• [Set exercise]: Only the number is wanted: how many lines of these entries contain the word "count"?

• [Provided data]:
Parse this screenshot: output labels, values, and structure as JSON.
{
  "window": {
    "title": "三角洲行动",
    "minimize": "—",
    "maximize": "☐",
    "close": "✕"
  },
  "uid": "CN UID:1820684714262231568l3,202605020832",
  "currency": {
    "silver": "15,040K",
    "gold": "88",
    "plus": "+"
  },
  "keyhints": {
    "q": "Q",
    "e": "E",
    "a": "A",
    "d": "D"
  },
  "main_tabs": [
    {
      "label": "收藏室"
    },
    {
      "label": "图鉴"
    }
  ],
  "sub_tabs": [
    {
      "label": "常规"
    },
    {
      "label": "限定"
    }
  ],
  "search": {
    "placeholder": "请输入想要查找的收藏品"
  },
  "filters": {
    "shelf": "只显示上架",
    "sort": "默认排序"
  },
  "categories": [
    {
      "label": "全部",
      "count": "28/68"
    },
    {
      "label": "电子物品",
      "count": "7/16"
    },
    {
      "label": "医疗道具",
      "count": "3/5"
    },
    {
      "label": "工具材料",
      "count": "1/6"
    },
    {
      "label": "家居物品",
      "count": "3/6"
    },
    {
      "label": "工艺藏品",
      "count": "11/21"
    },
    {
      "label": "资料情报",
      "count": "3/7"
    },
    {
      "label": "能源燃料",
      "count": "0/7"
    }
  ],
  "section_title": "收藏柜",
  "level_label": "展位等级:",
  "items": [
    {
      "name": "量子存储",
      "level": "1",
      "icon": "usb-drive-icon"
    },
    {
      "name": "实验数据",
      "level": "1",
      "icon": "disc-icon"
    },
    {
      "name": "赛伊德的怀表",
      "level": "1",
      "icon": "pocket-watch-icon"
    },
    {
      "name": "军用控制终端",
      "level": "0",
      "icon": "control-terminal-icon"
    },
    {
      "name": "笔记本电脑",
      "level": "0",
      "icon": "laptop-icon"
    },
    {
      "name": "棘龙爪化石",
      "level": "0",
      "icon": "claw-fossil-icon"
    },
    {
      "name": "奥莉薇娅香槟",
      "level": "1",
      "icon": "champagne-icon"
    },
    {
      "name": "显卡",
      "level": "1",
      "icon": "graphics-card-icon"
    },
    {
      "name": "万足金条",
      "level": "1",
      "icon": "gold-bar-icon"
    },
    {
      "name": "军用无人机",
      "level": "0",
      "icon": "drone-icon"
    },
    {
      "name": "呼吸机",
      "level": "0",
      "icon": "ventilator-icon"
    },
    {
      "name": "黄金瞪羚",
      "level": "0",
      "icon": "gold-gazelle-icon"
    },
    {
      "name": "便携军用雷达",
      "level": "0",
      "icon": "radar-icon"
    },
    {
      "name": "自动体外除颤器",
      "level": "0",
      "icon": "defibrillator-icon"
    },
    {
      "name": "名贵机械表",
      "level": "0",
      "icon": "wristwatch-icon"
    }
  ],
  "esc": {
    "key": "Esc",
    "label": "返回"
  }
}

• [The reply]: 8